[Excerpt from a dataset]
--------
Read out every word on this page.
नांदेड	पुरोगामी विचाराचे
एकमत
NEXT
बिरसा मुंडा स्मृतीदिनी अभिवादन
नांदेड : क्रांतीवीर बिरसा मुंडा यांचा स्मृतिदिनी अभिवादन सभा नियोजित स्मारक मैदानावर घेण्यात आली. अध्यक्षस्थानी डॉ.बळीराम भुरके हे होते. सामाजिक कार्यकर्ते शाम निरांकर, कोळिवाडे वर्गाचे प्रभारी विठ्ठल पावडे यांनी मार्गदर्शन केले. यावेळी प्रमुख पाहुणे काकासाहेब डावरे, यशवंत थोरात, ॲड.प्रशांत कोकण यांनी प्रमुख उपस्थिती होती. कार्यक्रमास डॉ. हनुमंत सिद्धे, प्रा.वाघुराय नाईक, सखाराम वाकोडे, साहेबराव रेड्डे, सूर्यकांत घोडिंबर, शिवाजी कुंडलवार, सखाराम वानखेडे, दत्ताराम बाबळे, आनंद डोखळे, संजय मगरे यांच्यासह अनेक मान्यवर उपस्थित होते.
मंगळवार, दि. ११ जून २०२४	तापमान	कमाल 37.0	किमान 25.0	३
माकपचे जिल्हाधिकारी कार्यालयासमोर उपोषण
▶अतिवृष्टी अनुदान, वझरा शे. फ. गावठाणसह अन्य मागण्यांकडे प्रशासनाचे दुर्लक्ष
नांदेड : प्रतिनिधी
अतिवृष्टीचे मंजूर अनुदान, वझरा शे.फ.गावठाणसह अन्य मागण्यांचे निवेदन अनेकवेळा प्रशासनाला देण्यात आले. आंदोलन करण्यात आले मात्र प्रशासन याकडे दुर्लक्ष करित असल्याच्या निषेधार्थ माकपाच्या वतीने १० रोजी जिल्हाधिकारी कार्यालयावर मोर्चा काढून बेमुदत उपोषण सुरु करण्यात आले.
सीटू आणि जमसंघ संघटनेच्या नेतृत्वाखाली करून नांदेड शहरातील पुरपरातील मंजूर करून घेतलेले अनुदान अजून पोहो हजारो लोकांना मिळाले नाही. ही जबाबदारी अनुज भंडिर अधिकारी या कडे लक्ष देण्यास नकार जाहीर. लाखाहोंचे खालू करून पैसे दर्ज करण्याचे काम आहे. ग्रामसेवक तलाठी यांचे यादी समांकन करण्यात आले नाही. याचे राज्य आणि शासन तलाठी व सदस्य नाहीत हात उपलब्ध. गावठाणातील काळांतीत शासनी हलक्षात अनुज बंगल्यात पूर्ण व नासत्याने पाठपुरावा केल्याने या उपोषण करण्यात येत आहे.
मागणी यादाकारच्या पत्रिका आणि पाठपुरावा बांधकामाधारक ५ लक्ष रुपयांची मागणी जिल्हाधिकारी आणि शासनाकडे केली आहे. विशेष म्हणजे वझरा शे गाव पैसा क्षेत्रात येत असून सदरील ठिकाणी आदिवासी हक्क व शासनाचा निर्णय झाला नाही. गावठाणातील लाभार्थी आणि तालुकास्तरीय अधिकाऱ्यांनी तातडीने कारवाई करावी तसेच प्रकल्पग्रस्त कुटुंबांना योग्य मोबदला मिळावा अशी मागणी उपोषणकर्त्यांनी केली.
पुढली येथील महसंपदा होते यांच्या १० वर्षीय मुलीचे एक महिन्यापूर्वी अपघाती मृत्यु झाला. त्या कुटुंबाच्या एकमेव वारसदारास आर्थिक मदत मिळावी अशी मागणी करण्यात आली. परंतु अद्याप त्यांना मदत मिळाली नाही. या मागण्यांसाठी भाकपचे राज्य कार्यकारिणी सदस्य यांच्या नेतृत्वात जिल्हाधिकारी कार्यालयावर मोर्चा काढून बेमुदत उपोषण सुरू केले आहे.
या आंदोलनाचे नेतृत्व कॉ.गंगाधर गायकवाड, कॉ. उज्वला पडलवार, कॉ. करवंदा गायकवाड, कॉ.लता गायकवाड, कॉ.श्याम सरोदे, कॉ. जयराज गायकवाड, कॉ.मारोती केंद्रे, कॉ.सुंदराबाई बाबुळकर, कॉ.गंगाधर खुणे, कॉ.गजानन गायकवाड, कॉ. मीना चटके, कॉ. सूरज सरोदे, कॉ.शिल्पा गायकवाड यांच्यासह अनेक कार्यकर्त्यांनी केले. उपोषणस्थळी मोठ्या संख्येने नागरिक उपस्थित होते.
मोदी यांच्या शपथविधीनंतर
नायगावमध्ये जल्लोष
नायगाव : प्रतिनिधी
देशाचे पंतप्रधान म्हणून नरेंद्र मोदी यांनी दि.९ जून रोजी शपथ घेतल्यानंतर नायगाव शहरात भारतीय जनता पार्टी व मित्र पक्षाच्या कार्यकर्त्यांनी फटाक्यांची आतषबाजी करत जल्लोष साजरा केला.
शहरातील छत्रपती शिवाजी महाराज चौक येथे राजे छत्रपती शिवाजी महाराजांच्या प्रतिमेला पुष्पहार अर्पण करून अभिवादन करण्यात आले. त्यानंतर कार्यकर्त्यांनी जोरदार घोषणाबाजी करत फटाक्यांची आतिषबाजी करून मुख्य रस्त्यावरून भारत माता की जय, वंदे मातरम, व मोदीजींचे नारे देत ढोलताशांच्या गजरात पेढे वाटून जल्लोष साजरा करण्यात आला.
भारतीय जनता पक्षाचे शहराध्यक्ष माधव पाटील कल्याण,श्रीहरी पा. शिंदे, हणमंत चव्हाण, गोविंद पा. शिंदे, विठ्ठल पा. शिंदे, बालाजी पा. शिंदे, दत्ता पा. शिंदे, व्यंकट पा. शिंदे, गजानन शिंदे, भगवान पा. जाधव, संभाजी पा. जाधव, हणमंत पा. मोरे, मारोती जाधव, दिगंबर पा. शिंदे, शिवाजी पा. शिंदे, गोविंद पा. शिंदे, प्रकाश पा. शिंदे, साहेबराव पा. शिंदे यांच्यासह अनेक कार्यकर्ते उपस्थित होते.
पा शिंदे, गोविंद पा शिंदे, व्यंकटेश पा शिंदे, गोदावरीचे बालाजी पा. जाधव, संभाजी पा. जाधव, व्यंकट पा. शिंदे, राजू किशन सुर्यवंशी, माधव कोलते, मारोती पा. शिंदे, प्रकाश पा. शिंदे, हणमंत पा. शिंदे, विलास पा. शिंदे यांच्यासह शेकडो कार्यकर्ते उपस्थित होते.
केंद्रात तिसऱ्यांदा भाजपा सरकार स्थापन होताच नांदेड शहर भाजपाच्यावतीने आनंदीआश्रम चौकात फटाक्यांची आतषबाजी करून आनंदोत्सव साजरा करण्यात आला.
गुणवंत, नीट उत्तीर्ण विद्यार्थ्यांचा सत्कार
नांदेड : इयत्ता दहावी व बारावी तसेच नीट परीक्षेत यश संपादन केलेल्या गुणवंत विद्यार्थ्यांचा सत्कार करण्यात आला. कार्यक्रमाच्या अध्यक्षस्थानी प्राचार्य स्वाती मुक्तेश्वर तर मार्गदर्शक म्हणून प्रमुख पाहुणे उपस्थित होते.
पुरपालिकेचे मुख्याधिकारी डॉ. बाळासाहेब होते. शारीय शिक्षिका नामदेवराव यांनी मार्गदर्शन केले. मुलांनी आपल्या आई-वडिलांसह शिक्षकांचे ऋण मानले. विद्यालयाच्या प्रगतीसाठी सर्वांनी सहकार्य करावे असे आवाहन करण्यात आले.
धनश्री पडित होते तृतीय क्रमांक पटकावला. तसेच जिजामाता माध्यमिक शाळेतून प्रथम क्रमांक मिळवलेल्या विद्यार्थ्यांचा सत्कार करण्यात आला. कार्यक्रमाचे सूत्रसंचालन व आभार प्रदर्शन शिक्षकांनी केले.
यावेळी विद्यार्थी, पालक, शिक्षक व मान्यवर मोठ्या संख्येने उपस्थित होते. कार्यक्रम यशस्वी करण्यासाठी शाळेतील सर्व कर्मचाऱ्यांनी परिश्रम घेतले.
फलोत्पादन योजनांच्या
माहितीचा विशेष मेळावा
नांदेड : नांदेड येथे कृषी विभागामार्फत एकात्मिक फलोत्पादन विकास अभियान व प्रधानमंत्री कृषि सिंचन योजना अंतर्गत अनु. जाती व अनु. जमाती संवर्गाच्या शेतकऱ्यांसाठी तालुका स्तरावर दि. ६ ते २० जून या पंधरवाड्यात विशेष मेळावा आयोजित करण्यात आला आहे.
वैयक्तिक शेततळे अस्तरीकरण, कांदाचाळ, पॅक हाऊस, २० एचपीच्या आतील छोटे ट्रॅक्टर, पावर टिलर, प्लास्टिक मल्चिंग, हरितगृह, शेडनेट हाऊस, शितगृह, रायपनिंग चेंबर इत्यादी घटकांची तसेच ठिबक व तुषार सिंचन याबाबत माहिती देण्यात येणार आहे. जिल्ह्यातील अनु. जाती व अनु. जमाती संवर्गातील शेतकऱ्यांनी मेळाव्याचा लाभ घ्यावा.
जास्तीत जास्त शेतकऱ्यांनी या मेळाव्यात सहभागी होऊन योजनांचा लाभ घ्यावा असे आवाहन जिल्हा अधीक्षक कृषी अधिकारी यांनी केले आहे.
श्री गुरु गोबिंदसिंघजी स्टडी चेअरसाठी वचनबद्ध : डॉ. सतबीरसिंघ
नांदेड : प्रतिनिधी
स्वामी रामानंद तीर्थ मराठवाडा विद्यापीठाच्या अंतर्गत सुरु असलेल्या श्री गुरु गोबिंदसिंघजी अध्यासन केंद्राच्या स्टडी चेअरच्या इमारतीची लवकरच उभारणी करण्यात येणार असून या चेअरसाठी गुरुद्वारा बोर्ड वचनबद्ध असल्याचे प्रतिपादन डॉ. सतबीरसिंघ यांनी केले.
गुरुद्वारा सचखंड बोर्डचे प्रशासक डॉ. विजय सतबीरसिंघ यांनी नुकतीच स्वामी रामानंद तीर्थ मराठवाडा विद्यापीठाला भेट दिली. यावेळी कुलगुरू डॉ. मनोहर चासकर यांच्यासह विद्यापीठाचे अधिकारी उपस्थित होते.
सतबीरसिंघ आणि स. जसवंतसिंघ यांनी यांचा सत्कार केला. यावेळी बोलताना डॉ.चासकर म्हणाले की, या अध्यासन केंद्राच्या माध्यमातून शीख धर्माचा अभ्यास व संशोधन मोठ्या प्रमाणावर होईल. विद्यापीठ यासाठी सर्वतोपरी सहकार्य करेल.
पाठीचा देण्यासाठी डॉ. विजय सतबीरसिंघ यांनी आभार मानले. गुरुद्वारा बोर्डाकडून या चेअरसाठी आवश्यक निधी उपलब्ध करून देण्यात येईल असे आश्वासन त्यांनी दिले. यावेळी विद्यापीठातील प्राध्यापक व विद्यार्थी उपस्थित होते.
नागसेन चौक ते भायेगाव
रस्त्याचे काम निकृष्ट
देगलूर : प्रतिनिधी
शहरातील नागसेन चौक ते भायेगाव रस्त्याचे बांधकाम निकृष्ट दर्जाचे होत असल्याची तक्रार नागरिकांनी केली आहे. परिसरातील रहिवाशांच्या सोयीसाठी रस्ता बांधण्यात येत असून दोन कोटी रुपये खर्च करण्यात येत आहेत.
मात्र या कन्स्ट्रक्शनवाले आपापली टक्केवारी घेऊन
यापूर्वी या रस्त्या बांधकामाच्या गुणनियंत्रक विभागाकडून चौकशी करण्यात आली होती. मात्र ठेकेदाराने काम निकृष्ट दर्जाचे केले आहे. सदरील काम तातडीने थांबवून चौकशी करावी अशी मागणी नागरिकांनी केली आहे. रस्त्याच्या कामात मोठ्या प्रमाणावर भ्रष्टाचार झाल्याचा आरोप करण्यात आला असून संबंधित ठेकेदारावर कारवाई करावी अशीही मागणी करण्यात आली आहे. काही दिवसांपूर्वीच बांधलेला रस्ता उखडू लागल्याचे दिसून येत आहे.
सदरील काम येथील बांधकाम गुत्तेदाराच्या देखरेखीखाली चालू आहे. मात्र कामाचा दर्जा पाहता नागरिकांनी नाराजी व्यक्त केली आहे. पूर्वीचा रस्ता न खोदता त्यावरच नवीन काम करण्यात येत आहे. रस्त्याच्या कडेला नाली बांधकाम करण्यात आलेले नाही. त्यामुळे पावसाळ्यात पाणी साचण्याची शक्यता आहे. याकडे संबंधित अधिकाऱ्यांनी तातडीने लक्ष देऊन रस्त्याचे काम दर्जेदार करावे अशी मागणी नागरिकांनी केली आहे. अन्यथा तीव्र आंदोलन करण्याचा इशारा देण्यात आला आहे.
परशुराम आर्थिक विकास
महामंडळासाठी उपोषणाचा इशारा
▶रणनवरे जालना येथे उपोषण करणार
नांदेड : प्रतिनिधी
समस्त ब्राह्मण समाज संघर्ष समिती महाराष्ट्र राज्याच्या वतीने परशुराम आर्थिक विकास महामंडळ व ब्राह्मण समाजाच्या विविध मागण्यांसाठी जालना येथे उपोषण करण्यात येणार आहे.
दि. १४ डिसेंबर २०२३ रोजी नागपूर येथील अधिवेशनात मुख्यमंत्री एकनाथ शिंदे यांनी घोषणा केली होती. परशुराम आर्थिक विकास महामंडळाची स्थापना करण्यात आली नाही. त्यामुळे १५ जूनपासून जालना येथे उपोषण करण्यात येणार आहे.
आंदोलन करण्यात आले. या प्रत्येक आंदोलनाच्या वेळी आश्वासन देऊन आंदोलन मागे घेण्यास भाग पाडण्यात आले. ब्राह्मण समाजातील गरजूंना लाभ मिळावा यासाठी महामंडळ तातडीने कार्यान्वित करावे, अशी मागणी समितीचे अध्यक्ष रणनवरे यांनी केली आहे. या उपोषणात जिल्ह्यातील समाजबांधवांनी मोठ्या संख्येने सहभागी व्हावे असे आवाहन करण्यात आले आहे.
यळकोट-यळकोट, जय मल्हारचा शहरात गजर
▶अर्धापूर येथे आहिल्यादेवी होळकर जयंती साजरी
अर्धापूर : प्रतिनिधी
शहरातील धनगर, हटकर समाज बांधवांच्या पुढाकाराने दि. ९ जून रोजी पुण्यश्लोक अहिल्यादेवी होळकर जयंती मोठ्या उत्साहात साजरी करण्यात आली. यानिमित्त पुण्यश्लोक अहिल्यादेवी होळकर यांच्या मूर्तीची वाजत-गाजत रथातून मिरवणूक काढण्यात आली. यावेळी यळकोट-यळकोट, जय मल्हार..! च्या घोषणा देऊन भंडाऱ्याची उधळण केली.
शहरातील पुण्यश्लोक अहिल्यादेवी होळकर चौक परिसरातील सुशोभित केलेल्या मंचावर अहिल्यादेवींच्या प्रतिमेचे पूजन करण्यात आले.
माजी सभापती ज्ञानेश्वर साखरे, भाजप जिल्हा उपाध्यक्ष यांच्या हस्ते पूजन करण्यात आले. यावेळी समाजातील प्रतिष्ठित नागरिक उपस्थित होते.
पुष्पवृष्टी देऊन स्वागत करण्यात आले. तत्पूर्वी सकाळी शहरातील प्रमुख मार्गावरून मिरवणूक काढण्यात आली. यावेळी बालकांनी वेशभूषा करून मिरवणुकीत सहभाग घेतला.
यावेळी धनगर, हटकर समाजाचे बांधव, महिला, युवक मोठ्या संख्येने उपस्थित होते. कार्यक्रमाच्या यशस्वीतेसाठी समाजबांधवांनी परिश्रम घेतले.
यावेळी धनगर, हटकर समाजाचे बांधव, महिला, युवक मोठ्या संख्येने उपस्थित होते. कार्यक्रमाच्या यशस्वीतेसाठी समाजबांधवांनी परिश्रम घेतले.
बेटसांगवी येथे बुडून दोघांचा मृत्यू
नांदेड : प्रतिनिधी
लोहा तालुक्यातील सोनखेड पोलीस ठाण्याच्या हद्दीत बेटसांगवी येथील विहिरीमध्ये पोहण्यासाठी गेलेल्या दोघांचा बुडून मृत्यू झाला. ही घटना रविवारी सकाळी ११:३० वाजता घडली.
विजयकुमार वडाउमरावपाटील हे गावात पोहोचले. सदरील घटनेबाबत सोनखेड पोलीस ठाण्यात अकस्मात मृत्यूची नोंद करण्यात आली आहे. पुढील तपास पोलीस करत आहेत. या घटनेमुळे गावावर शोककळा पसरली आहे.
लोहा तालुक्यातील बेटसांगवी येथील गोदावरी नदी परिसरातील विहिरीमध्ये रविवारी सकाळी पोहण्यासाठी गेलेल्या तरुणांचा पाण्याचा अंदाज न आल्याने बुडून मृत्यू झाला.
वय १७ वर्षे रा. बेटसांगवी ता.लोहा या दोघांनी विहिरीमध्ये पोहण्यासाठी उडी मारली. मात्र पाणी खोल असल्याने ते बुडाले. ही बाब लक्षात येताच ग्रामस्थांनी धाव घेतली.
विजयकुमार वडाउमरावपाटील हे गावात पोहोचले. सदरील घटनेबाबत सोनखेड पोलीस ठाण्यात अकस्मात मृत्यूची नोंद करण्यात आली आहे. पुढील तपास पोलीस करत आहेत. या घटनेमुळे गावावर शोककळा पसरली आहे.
--------
■ **GIVEN REQUEST**
Filter the entries down to the lines with the word "उपलब" in them.

■ **REPLY TO THE EXERCISE**
सीटू आणि जमसंघ संघटनेच्या नेतृत्वाखाली करून नांदेड शहरातील पुरपरातील मंजूर करून घेतलेले अनुदान अजून पोहो हजारो लोकांना मिळाले नाही. ही जबाबदारी अनुज भंडिर अधिकारी या कडे लक्ष देण्यास नकार जाहीर. लाखाहोंचे खालू करून पैसे दर्ज करण्याचे काम आहे. ग्रामसेवक तलाठी यांचे यादी समांकन करण्यात आले नाही. याचे राज्य आणि शासन तलाठी व सदस्य नाहीत हात उपलब्ध. गावठाणातील काळांतीत शासनी हलक्षात अनुज बंगल्यात पूर्ण व नासत्याने पाठपुरावा केल्याने या उपोषण करण्यात येत आहे.
पाठीचा देण्यासाठी डॉ. विजय सतबीरसिंघ यांनी आभार मानले. गुरुद्वारा बोर्डाकडून या चेअरसाठी आवश्यक निधी उपलब्ध करून देण्यात येईल असे आश्वासन त्यांनी दिले. यावेळी विद्यापीठातील प्राध्यापक व विद्यार्थी उपस्थित होते.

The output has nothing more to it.